**Text provided**

-- Start --

Scouting the Campsite
Chart out your camping route ahead of time and think about bringing an actual map or GPS, since cellphones don’t always get reception in remote areas. Rules and regulations vary from state parks to privately owned campgrounds so it’s best to research things ahead such as quiet hours, campsite fees and trail passes. A vehicle admission sticker is required on all motor vehicles stopping in state parks and recreation areas; we recommend investing in the annual pass to get the most bang for your buck. Not sure where to camp? Here are a few resources to help you decide:
- For placing your reservation: Visit Reserve America
- For browsing destinations:
What to Bring
You never know what Mother Nature has in store, so packing the right gear can be the difference between a soggy weekend and one you’ll remember for years. It’s also easy to forget the camping essentials such as matches, extra rope or bug spray. We found this comprehensive checklist from outdoor experts, REI that includes all of the above and more. Check it out and be prepared!

-- End --

**Dataset excerpt**
-- Start --

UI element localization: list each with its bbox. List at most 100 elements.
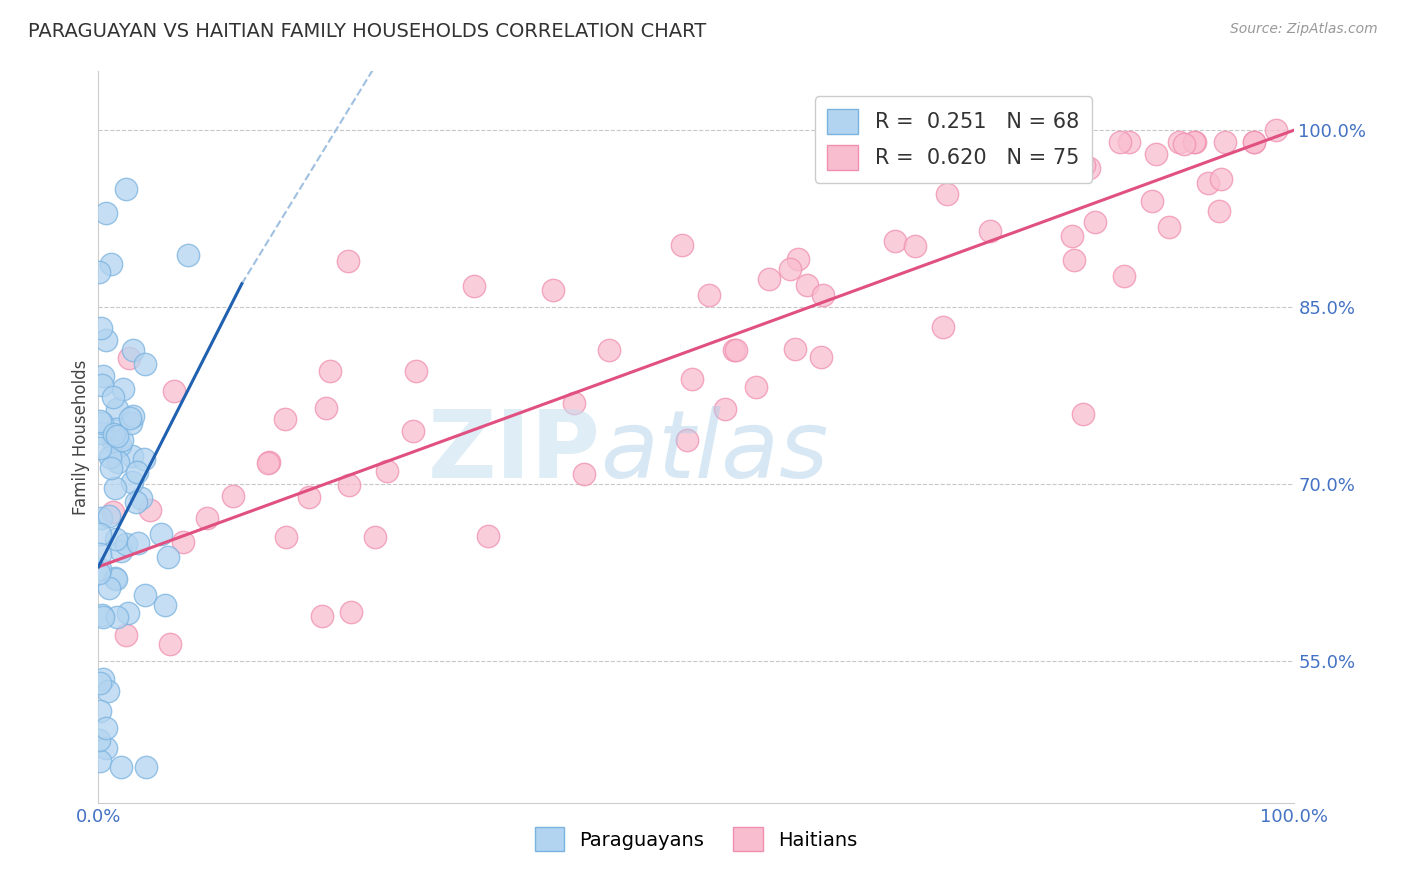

-- End --

**Instructions**
1. Answer these questions from the camping guide:
(a) Why should campers consider bringing an actual map or GPS?
(b) What is required on all motor vehicles stopping in state parks and recreation areas?
(c) Which outdoor experts supplied the checklist the guide recommends?
2. Pick up the camping guide after its final sentence and continue it.
The listing is not needed for the work that follows.

**Final results**
1.
(a) Cellphones do not always get reception in remote areas.
(b) A vehicle admission sticker.
(c) REI.

2.
Food Storage When Camping
Our four-legged woodland friends (large and small) are always on the look out for a free meal, and you’d be surprised how dexterous some of them can be! If possible, food should be stored downwind of your site and always properly secured before you go to bed or venture out for the day. We recommend a metal food locker or scent-proof and hard-to-open canister. Anything aromatic (including lotions or bug spray) should be stored similar to food. Some campers opt to tie up their food (and garbage, too) in a tree, a little ways away from the site, to help to avoid extra dinner guests.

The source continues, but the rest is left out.